Every record here should be printed again exactly.

*RECORD EXCERPTS*.
** BEGIN **
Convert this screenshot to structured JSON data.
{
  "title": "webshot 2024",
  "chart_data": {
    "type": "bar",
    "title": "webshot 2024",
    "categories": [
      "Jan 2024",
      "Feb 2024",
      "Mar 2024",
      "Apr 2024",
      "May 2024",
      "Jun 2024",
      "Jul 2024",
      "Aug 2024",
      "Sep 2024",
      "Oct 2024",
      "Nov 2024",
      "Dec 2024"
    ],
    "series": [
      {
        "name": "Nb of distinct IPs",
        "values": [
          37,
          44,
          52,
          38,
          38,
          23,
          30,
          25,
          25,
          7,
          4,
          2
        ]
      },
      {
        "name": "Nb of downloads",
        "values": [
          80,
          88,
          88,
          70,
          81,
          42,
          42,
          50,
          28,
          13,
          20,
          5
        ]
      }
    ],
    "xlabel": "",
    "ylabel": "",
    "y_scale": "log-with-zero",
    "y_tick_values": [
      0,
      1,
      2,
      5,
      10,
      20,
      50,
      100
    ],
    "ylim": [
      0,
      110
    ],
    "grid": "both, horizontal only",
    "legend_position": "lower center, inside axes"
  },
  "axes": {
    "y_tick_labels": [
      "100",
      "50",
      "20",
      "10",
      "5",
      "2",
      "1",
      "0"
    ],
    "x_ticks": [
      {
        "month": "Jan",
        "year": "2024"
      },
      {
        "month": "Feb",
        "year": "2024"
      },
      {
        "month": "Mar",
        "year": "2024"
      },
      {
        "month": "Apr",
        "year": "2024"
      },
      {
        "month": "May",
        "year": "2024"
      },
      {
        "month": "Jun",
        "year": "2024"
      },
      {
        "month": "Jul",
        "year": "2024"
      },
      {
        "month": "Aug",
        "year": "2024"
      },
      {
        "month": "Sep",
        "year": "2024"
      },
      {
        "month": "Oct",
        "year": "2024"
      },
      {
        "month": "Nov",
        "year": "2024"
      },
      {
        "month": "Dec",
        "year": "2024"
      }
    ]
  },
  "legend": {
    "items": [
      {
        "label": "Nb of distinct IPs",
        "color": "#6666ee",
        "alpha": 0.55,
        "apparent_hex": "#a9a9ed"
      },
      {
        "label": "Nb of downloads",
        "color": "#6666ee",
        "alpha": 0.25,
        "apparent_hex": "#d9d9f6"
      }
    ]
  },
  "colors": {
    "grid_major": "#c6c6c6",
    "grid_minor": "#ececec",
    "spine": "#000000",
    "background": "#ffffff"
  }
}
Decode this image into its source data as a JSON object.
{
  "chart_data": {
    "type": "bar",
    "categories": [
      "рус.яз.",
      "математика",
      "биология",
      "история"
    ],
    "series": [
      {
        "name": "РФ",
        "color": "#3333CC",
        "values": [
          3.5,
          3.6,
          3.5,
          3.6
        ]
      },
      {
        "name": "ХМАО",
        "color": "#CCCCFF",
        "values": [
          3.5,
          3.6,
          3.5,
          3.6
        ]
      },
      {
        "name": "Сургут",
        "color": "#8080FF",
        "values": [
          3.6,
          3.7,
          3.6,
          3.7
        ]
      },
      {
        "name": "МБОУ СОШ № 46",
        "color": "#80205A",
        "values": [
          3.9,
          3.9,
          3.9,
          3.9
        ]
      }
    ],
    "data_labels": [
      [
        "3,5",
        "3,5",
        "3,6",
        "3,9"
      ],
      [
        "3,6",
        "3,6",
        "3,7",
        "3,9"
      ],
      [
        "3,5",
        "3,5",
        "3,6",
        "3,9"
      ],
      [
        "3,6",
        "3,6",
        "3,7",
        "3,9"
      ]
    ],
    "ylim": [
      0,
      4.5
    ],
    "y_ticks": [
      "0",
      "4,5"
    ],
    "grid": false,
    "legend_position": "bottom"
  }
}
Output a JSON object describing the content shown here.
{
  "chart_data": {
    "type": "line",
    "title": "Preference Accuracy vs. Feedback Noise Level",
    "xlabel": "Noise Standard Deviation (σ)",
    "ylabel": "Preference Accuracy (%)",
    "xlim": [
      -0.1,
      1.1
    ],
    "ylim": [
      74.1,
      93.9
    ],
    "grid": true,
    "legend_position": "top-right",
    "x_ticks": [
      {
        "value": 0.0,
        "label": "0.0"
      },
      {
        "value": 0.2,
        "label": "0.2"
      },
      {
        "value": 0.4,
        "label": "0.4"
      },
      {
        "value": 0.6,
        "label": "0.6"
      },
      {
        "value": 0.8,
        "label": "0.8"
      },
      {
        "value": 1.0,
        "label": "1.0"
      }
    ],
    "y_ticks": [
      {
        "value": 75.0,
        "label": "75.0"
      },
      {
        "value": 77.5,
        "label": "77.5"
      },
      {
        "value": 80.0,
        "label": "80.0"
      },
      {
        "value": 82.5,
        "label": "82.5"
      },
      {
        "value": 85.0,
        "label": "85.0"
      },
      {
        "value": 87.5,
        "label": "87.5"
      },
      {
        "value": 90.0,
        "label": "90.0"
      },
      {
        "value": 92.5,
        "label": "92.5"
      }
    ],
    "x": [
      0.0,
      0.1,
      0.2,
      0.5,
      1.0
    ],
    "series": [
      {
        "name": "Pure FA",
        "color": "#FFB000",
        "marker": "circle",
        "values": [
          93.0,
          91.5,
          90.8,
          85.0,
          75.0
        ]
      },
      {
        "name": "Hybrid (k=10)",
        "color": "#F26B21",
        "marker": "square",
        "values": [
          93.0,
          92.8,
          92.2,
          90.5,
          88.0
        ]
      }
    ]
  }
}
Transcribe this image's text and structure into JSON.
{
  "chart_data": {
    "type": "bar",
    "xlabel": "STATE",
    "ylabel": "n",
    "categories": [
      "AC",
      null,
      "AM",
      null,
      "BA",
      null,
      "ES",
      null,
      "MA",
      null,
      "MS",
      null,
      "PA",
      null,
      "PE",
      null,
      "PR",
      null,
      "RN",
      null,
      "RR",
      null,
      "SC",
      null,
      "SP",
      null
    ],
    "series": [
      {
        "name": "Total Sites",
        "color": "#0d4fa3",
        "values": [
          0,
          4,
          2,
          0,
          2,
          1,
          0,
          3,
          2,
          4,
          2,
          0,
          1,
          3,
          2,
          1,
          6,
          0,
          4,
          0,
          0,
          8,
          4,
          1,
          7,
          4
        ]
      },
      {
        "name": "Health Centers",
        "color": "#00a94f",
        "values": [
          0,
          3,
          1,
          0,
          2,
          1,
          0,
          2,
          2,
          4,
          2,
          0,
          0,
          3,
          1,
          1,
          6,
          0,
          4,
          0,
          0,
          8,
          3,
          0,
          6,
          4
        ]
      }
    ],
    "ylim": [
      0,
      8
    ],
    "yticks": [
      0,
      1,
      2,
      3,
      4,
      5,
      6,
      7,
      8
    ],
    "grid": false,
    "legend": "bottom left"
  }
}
** END **
*WRITTEN RESPONSE*.
Convert this screenshot to structured JSON data.
{
  "title": "webshot 2024",
  "chart_data": {
    "type": "bar",
    "title": "webshot 2024",
    "categories": [
      "Jan 2024",
      "Feb 2024",
      "Mar 2024",
      "Apr 2024",
      "May 2024",
      "Jun 2024",
      "Jul 2024",
      "Aug 2024",
      "Sep 2024",
      "Oct 2024",
      "Nov 2024",
      "Dec 2024"
    ],
    "series": [
      {
        "name": "Nb of distinct IPs",
        "values": [
          37,
          44,
          52,
          38,
          38,
          23,
          30,
          25,
          25,
          7,
          4,
          2
        ]
      },
      {
        "name": "Nb of downloads",
        "values": [
          80,
          88,
          88,
          70,
          81,
          42,
          42,
          50,
          28,
          13,
          20,
          5
        ]
      }
    ],
    "xlabel": "",
    "ylabel": "",
    "y_scale": "log-with-zero",
    "y_tick_values": [
      0,
      1,
      2,
      5,
      10,
      20,
      50,
      100
    ],
    "ylim": [
      0,
      110
    ],
    "grid": "both, horizontal only",
    "legend_position": "lower center, inside axes"
  },
  "axes": {
    "y_tick_labels": [
      "100",
      "50",
      "20",
      "10",
      "5",
      "2",
      "1",
      "0"
    ],
    "x_ticks": [
      {
        "month": "Jan",
        "year": "2024"
      },
      {
        "month": "Feb",
        "year": "2024"
      },
      {
        "month": "Mar",
        "year": "2024"
      },
      {
        "month": "Apr",
        "year": "2024"
      },
      {
        "month": "May",
        "year": "2024"
      },
      {
        "month": "Jun",
        "year": "2024"
      },
      {
        "month": "Jul",
        "year": "2024"
      },
      {
        "month": "Aug",
        "year": "2024"
      },
      {
        "month": "Sep",
        "year": "2024"
      },
      {
        "month": "Oct",
        "year": "2024"
      },
      {
        "month": "Nov",
        "year": "2024"
      },
      {
        "month": "Dec",
        "year": "2024"
      }
    ]
  },
  "legend": {
    "items": [
      {
        "label": "Nb of distinct IPs",
        "color": "#6666ee",
        "alpha": 0.55,
        "apparent_hex": "#a9a9ed"
      },
      {
        "label": "Nb of downloads",
        "color": "#6666ee",
        "alpha": 0.25,
        "apparent_hex": "#d9d9f6"
      }
    ]
  },
  "colors": {
    "grid_major": "#c6c6c6",
    "grid_minor": "#ececec",
    "spine": "#000000",
    "background": "#ffffff"
  }
}
Decode this image into its source data as a JSON object.
{
  "chart_data": {
    "type": "bar",
    "categories": [
      "рус.яз.",
      "математика",
      "биология",
      "история"
    ],
    "series": [
      {
        "name": "РФ",
        "color": "#3333CC",
        "values": [
          3.5,
          3.6,
          3.5,
          3.6
        ]
      },
      {
        "name": "ХМАО",
        "color": "#CCCCFF",
        "values": [
          3.5,
          3.6,
          3.5,
          3.6
        ]
      },
      {
        "name": "Сургут",
        "color": "#8080FF",
        "values": [
          3.6,
          3.7,
          3.6,
          3.7
        ]
      },
      {
        "name": "МБОУ СОШ № 46",
        "color": "#80205A",
        "values": [
          3.9,
          3.9,
          3.9,
          3.9
        ]
      }
    ],
    "data_labels": [
      [
        "3,5",
        "3,5",
        "3,6",
        "3,9"
      ],
      [
        "3,6",
        "3,6",
        "3,7",
        "3,9"
      ],
      [
        "3,5",
        "3,5",
        "3,6",
        "3,9"
      ],
      [
        "3,6",
        "3,6",
        "3,7",
        "3,9"
      ]
    ],
    "ylim": [
      0,
      4.5
    ],
    "y_ticks": [
      "0",
      "4,5"
    ],
    "grid": false,
    "legend_position": "bottom"
  }
}
Output a JSON object describing the content shown here.
{
  "chart_data": {
    "type": "line",
    "title": "Preference Accuracy vs. Feedback Noise Level",
    "xlabel": "Noise Standard Deviation (σ)",
    "ylabel": "Preference Accuracy (%)",
    "xlim": [
      -0.1,
      1.1
    ],
    "ylim": [
      74.1,
      93.9
    ],
    "grid": true,
    "legend_position": "top-right",
    "x_ticks": [
      {
        "value": 0.0,
        "label": "0.0"
      },
      {
        "value": 0.2,
        "label": "0.2"
      },
      {
        "value": 0.4,
        "label": "0.4"
      },
      {
        "value": 0.6,
        "label": "0.6"
      },
      {
        "value": 0.8,
        "label": "0.8"
      },
      {
        "value": 1.0,
        "label": "1.0"
      }
    ],
    "y_ticks": [
      {
        "value": 75.0,
        "label": "75.0"
      },
      {
        "value": 77.5,
        "label": "77.5"
      },
      {
        "value": 80.0,
        "label": "80.0"
      },
      {
        "value": 82.5,
        "label": "82.5"
      },
      {
        "value": 85.0,
        "label": "85.0"
      },
      {
        "value": 87.5,
        "label": "87.5"
      },
      {
        "value": 90.0,
        "label": "90.0"
      },
      {
        "value": 92.5,
        "label": "92.5"
      }
    ],
    "x": [
      0.0,
      0.1,
      0.2,
      0.5,
      1.0
    ],
    "series": [
      {
        "name": "Pure FA",
        "color": "#FFB000",
        "marker": "circle",
        "values": [
          93.0,
          91.5,
          90.8,
          85.0,
          75.0
        ]
      },
      {
        "name": "Hybrid (k=10)",
        "color": "#F26B21",
        "marker": "square",
        "values": [
          93.0,
          92.8,
          92.2,
          90.5,
          88.0
        ]
      }
    ]
  }
}
Transcribe this image's text and structure into JSON.
{
  "chart_data": {
    "type": "bar",
    "xlabel": "STATE",
    "ylabel": "n",
    "categories": [
      "AC",
      null,
      "AM",
      null,
      "BA",
      null,
      "ES",
      null,
      "MA",
      null,
      "MS",
      null,
      "PA",
      null,
      "PE",
      null,
      "PR",
      null,
      "RN",
      null,
      "RR",
      null,
      "SC",
      null,
      "SP",
      null
    ],
    "series": [
      {
        "name": "Total Sites",
        "color": "#0d4fa3",
        "values": [
          0,
          4,
          2,
          0,
          2,
          1,
          0,
          3,
          2,
          4,
          2,
          0,
          1,
          3,
          2,
          1,
          6,
          0,
          4,
          0,
          0,
          8,
          4,
          1,
          7,
          4
        ]
      },
      {
        "name": "Health Centers",
        "color": "#00a94f",
        "values": [
          0,
          3,
          1,
          0,
          2,
          1,
          0,
          2,
          2,
          4,
          2,
          0,
          0,
          3,
          1,
          1,
          6,
          0,
          4,
          0,
          0,
          8,
          3,
          0,
          6,
          4
        ]
      }
    ],
    "ylim": [
      0,
      8
    ],
    "yticks": [
      0,
      1,
      2,
      3,
      4,
      5,
      6,
      7,
      8
    ],
    "grid": false,
    "legend": "bottom left"
  }
}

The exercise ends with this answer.